Say how many lines contain the word "atau" and give no other text.

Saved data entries
.....
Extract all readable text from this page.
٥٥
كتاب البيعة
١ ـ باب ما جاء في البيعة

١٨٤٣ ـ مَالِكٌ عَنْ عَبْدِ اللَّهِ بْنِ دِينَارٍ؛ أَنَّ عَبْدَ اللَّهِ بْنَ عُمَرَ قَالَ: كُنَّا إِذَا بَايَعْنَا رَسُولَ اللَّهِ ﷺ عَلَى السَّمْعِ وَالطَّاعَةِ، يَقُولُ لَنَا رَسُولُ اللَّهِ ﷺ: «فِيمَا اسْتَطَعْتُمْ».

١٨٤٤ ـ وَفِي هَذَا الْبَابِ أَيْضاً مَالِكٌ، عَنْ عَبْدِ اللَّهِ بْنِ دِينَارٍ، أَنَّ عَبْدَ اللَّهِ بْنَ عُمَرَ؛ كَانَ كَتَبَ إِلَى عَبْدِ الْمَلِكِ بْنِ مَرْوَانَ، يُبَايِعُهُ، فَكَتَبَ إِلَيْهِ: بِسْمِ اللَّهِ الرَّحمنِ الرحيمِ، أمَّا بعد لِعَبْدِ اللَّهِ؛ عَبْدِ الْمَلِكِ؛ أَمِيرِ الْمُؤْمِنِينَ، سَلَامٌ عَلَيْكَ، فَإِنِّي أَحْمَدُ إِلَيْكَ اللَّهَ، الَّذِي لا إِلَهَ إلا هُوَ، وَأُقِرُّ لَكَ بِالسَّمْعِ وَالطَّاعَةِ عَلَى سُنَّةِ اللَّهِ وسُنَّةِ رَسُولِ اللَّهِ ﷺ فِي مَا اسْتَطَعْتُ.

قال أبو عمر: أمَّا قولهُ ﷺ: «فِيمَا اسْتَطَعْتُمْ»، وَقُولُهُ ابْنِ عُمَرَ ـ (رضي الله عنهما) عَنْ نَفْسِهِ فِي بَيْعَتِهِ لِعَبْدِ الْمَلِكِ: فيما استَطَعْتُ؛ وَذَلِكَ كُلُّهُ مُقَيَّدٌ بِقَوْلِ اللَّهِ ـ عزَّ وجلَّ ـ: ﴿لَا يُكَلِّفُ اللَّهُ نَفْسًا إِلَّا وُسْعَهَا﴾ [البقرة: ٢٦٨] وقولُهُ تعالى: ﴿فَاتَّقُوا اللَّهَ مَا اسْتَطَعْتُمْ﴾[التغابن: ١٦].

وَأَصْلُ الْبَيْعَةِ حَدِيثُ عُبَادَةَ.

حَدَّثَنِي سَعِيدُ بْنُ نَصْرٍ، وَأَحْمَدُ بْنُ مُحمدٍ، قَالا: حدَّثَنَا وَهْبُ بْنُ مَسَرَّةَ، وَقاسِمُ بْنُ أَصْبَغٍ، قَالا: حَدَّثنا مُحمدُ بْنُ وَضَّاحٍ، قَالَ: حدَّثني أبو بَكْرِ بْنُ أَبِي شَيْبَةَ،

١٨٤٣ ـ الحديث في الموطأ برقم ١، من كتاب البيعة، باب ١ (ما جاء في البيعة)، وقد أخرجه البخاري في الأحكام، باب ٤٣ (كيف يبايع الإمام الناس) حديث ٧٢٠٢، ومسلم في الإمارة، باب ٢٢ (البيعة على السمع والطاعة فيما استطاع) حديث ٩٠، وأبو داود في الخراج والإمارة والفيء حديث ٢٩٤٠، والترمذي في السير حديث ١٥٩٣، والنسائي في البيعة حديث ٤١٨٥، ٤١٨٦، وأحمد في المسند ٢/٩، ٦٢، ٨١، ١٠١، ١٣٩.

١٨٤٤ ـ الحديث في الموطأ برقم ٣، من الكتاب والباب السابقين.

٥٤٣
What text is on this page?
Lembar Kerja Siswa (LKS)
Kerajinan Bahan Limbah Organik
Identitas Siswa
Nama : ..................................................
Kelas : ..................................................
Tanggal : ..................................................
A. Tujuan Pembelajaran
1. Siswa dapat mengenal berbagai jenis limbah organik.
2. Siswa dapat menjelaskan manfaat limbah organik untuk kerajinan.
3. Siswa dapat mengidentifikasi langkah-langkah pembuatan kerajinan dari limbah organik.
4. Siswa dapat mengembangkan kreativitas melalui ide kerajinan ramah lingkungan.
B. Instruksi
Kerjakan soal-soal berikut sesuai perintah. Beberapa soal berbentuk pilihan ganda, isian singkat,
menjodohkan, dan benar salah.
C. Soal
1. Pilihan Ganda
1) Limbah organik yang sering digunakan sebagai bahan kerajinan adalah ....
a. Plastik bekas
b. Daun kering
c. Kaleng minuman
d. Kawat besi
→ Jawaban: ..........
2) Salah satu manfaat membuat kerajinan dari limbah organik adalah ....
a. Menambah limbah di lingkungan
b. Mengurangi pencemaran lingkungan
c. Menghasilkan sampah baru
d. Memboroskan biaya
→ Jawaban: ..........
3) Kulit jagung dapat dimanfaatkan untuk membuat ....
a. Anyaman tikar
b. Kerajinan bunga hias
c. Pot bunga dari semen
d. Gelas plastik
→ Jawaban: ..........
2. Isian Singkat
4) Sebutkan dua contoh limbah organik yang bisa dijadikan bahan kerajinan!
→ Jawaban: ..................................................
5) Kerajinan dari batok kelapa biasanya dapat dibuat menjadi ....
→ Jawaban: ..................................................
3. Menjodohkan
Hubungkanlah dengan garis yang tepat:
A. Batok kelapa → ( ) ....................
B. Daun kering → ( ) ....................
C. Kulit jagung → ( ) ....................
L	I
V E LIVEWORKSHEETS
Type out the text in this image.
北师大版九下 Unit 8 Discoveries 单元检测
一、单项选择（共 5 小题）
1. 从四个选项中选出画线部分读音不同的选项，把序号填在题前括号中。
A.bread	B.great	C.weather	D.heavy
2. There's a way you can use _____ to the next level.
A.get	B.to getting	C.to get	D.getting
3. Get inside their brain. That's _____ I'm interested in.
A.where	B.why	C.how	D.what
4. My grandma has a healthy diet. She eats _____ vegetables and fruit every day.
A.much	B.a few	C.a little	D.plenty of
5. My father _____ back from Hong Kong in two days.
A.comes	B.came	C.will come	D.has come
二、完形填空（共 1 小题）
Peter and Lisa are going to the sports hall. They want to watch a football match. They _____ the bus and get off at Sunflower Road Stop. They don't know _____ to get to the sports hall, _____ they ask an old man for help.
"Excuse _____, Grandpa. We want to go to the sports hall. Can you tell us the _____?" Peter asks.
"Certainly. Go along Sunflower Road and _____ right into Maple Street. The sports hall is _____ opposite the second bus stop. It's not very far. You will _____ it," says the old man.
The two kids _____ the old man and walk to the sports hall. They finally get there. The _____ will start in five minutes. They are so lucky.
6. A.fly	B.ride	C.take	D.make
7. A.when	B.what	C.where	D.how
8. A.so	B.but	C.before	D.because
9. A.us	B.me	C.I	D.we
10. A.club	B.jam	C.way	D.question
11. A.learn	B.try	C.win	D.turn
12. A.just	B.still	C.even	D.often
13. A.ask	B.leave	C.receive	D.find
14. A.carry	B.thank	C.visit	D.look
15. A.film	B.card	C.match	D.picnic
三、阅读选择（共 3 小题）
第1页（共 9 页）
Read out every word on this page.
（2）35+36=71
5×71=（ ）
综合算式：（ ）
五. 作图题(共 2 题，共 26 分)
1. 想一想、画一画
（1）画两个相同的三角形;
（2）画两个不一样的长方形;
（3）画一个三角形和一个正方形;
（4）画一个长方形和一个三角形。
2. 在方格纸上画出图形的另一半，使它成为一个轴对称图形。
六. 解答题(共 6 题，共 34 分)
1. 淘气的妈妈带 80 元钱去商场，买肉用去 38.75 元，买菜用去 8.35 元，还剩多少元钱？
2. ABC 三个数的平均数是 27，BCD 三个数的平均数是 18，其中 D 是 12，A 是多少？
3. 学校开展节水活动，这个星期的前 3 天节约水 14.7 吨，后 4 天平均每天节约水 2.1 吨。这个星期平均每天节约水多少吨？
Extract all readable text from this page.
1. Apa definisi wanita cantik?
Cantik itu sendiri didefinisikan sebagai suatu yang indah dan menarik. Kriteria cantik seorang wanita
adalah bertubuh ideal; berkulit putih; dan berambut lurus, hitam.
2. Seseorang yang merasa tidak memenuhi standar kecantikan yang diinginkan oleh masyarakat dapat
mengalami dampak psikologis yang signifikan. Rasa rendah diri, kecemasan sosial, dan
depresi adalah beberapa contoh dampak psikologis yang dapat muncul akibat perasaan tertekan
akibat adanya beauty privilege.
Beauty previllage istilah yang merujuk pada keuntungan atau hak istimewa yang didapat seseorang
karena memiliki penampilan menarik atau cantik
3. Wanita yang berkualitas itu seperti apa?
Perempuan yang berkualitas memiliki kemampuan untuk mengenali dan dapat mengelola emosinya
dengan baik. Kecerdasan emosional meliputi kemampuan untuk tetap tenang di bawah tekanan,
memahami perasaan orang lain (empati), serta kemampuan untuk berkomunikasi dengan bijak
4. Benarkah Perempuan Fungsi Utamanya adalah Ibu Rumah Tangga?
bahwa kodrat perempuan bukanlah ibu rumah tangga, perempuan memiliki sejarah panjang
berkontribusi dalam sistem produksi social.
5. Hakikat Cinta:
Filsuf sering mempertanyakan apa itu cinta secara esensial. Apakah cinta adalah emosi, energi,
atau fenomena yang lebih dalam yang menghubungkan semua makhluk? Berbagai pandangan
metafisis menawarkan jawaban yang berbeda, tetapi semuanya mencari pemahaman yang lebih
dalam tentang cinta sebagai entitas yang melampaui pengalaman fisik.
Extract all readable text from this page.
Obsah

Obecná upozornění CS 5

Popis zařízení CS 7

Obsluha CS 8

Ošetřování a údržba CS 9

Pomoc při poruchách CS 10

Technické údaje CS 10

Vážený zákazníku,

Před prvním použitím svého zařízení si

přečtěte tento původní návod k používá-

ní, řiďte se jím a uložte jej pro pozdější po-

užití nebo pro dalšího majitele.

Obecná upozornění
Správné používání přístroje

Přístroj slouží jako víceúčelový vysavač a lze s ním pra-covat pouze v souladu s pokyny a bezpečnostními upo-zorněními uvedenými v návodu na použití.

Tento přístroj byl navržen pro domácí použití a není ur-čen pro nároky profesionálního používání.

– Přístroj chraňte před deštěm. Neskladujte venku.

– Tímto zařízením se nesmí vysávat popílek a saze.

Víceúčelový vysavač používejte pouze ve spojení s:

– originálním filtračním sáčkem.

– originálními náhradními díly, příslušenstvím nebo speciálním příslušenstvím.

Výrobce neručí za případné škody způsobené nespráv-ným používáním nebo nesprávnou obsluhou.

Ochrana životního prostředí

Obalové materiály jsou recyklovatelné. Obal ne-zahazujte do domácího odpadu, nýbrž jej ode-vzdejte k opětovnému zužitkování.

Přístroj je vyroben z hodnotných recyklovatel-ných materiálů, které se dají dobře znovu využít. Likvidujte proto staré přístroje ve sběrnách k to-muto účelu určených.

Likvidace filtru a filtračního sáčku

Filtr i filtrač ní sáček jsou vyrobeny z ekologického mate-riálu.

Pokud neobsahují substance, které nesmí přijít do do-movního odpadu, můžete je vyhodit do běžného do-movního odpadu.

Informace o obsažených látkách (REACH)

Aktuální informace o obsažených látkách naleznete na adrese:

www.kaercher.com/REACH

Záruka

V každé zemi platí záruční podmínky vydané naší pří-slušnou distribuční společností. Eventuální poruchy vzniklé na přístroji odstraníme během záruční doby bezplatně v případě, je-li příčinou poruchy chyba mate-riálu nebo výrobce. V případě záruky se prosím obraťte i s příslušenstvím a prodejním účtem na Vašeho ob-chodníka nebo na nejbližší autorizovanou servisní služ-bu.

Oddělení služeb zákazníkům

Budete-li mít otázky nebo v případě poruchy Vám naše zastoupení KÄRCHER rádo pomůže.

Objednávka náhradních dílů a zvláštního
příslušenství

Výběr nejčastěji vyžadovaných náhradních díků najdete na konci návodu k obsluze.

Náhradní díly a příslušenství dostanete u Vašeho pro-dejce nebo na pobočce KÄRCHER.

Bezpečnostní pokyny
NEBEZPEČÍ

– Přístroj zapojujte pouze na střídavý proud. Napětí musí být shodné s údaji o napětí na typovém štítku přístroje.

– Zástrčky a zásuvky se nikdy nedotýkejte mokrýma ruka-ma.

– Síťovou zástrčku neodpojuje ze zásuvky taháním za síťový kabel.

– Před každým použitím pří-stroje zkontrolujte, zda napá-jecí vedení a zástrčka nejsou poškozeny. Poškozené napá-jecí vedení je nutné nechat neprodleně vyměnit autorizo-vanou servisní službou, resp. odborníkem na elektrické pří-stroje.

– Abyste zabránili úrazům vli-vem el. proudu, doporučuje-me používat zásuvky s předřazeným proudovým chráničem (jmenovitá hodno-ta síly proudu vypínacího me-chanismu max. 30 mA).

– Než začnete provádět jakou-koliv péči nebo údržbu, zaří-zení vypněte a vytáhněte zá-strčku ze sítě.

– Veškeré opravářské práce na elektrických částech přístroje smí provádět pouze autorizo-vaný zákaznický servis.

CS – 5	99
.....
» **FULL SOLUTION**
3